* INSTRUCTIONS TO FOLLOW
Reproduce this listing in full.

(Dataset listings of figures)
┄┄┄┄┄┄┄┄┄┄┄┄┄┄┄┄┄┄┄┄

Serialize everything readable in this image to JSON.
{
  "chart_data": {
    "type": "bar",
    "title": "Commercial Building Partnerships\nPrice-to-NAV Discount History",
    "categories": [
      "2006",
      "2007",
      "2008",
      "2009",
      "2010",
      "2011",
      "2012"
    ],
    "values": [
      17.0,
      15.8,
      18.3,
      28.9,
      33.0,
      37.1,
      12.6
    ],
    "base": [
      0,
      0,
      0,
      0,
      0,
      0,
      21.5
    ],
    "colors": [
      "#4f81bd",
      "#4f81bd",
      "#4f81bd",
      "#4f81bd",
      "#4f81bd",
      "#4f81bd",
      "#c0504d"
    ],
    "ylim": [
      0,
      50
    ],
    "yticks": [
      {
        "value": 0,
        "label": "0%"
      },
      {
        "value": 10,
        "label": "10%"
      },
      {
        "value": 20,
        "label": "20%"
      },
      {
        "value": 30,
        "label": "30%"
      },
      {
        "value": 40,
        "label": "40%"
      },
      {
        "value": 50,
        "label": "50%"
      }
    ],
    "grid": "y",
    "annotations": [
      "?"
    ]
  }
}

┄┄┄┄┄┄┄┄┄┄┄┄┄┄┄┄┄┄┄┄

* RESPONSE TO THIS EXERCISE
Serialize everything readable in this image to JSON.
{
  "chart_data": {
    "type": "bar",
    "title": "Commercial Building Partnerships\nPrice-to-NAV Discount History",
    "categories": [
      "2006",
      "2007",
      "2008",
      "2009",
      "2010",
      "2011",
      "2012"
    ],
    "values": [
      17.0,
      15.8,
      18.3,
      28.9,
      33.0,
      37.1,
      12.6
    ],
    "base": [
      0,
      0,
      0,
      0,
      0,
      0,
      21.5
    ],
    "colors": [
      "#4f81bd",
      "#4f81bd",
      "#4f81bd",
      "#4f81bd",
      "#4f81bd",
      "#4f81bd",
      "#c0504d"
    ],
    "ylim": [
      0,
      50
    ],
    "yticks": [
      {
        "value": 0,
        "label": "0%"
      },
      {
        "value": 10,
        "label": "10%"
      },
      {
        "value": 20,
        "label": "20%"
      },
      {
        "value": 30,
        "label": "30%"
      },
      {
        "value": 40,
        "label": "40%"
      },
      {
        "value": 50,
        "label": "50%"
      }
    ],
    "grid": "y",
    "annotations": [
      "?"
    ]
  }
}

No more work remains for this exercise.